Start of Data supplied

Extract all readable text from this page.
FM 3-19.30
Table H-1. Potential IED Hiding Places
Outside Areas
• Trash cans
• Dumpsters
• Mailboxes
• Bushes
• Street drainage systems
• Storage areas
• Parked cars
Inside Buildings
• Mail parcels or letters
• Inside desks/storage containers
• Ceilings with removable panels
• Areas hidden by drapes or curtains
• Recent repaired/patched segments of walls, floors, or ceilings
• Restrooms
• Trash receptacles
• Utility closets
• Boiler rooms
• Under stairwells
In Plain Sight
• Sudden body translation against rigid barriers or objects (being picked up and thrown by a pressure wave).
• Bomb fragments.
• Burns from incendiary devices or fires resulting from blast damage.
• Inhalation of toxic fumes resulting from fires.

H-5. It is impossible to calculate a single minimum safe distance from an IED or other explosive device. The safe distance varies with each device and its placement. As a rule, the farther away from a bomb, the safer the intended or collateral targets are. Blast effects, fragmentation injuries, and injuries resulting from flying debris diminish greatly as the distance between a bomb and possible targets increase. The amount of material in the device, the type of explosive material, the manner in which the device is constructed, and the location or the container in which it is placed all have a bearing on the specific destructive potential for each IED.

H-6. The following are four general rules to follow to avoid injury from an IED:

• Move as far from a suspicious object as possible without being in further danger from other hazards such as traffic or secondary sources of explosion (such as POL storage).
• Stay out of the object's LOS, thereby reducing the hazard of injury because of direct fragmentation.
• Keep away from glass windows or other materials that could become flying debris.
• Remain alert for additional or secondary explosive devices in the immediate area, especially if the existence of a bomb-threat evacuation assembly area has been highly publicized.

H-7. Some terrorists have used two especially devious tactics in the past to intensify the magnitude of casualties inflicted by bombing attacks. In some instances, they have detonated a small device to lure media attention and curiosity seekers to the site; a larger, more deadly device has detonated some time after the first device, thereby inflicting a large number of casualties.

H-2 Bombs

End of Data supplied

Exercise ->
Search the entries for the word "secondary", then gather every line that has it.

Answer to this problem ->
• Move as far from a suspicious object as possible without being in further danger from other hazards such as traffic or secondary sources of explosion (such as POL storage).
• Remain alert for additional or secondary explosive devices in the immediate area, especially if the existence of a bomb-threat evacuation assembly area has been highly publicized.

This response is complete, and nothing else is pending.